■ **Extracted information**:
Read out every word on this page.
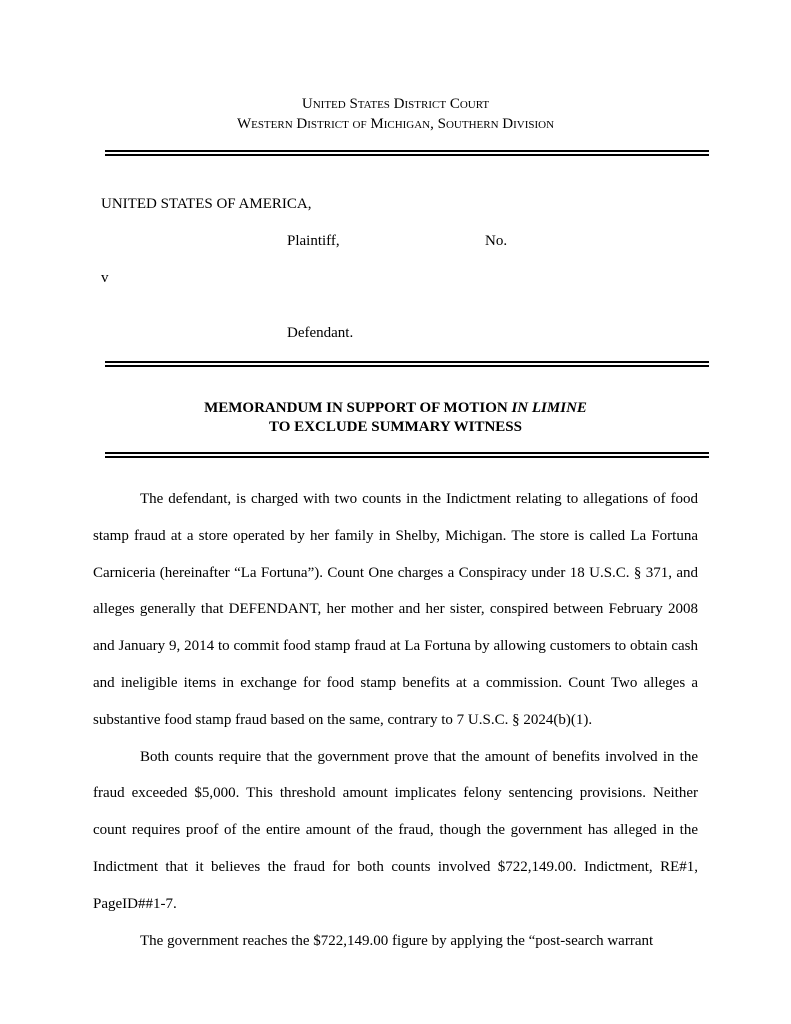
United States District Court
Western District of Michigan, Southern Division
UNITED STATES OF AMERICA,
Plaintiff,	No.
v
Defendant.
MEMORANDUM IN SUPPORT OF MOTION IN LIMINE
TO EXCLUDE SUMMARY WITNESS

The defendant, is charged with two counts in the Indictment relating to allegations of food stamp fraud at a store operated by her family in Shelby, Michigan. The store is called La Fortuna Carniceria (hereinafter “La Fortuna”). Count One charges a Conspiracy under 18 U.S.C. § 371, and alleges generally that DEFENDANT, her mother and her sister, conspired between February 2008 and January 9, 2014 to commit food stamp fraud at La Fortuna by allowing customers to obtain cash and ineligible items in exchange for food stamp benefits at a commission. Count Two alleges a substantive food stamp fraud based on the same, contrary to 7 U.S.C. § 2024(b)(1).

Both counts require that the government prove that the amount of benefits involved in the fraud exceeded $5,000. This threshold amount implicates felony sentencing provisions. Neither count requires proof of the entire amount of the fraud, though the government has alleged in the Indictment that it believes the fraud for both counts involved $722,149.00. Indictment, RE#1, PageID##1-7.

The government reaches the $722,149.00 figure by applying the “post-search warrant
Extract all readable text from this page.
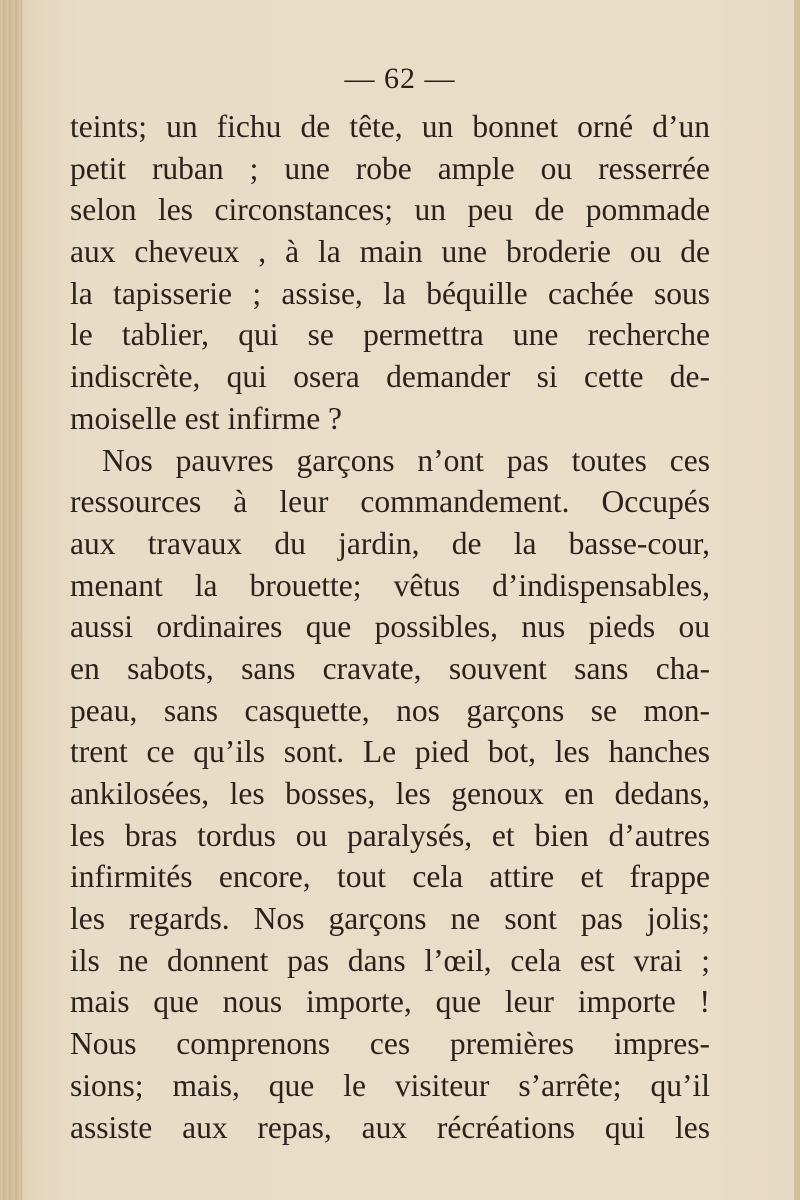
— 62 —
teints; un fichu de tête, un bonnet orné d’un
petit ruban ; une robe ample ou resserrée
selon les circonstances; un peu de pommade
aux cheveux , à la main une broderie ou de
la tapisserie ; assise, la béquille cachée sous
le tablier, qui se permettra une recherche
indiscrète, qui osera demander si cette de-
moiselle est infirme ?
Nos pauvres garçons n’ont pas toutes ces
ressources à leur commandement. Occupés
aux travaux du jardin, de la basse-cour,
menant la brouette; vêtus d’indispensables,
aussi ordinaires que possibles, nus pieds ou
en sabots, sans cravate, souvent sans cha-
peau, sans casquette, nos garçons se mon-
trent ce qu’ils sont. Le pied bot, les hanches
ankilosées, les bosses, les genoux en dedans,
les bras tordus ou paralysés, et bien d’autres
infirmités encore, tout cela attire et frappe
les regards. Nos garçons ne sont pas jolis;
ils ne donnent pas dans l’œil, cela est vrai ;
mais que nous importe, que leur importe !
Nous comprenons ces premières impres-
sions; mais, que le visiteur s’arrête; qu’il
assiste aux repas, aux récréations qui les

■ **Exercise aim**: Each record above must be returned exactly as written, with its pictures omitted.

■ **Finished answer**:
Read out every word on this page.
United States District Court
Western District of Michigan, Southern Division
UNITED STATES OF AMERICA,
Plaintiff,	No.
v
Defendant.
MEMORANDUM IN SUPPORT OF MOTION IN LIMINE
TO EXCLUDE SUMMARY WITNESS

The defendant, is charged with two counts in the Indictment relating to allegations of food stamp fraud at a store operated by her family in Shelby, Michigan. The store is called La Fortuna Carniceria (hereinafter “La Fortuna”). Count One charges a Conspiracy under 18 U.S.C. § 371, and alleges generally that DEFENDANT, her mother and her sister, conspired between February 2008 and January 9, 2014 to commit food stamp fraud at La Fortuna by allowing customers to obtain cash and ineligible items in exchange for food stamp benefits at a commission. Count Two alleges a substantive food stamp fraud based on the same, contrary to 7 U.S.C. § 2024(b)(1).

Both counts require that the government prove that the amount of benefits involved in the fraud exceeded $5,000. This threshold amount implicates felony sentencing provisions. Neither count requires proof of the entire amount of the fraud, though the government has alleged in the Indictment that it believes the fraud for both counts involved $722,149.00. Indictment, RE#1, PageID##1-7.

The government reaches the $722,149.00 figure by applying the “post-search warrant
Extract all readable text from this page.
— 62 —
teints; un fichu de tête, un bonnet orné d’un
petit ruban ; une robe ample ou resserrée
selon les circonstances; un peu de pommade
aux cheveux , à la main une broderie ou de
la tapisserie ; assise, la béquille cachée sous
le tablier, qui se permettra une recherche
indiscrète, qui osera demander si cette de-
moiselle est infirme ?
Nos pauvres garçons n’ont pas toutes ces
ressources à leur commandement. Occupés
aux travaux du jardin, de la basse-cour,
menant la brouette; vêtus d’indispensables,
aussi ordinaires que possibles, nus pieds ou
en sabots, sans cravate, souvent sans cha-
peau, sans casquette, nos garçons se mon-
trent ce qu’ils sont. Le pied bot, les hanches
ankilosées, les bosses, les genoux en dedans,
les bras tordus ou paralysés, et bien d’autres
infirmités encore, tout cela attire et frappe
les regards. Nos garçons ne sont pas jolis;
ils ne donnent pas dans l’œil, cela est vrai ;
mais que nous importe, que leur importe !
Nous comprenons ces premières impres-
sions; mais, que le visiteur s’arrête; qu’il
assiste aux repas, aux récréations qui les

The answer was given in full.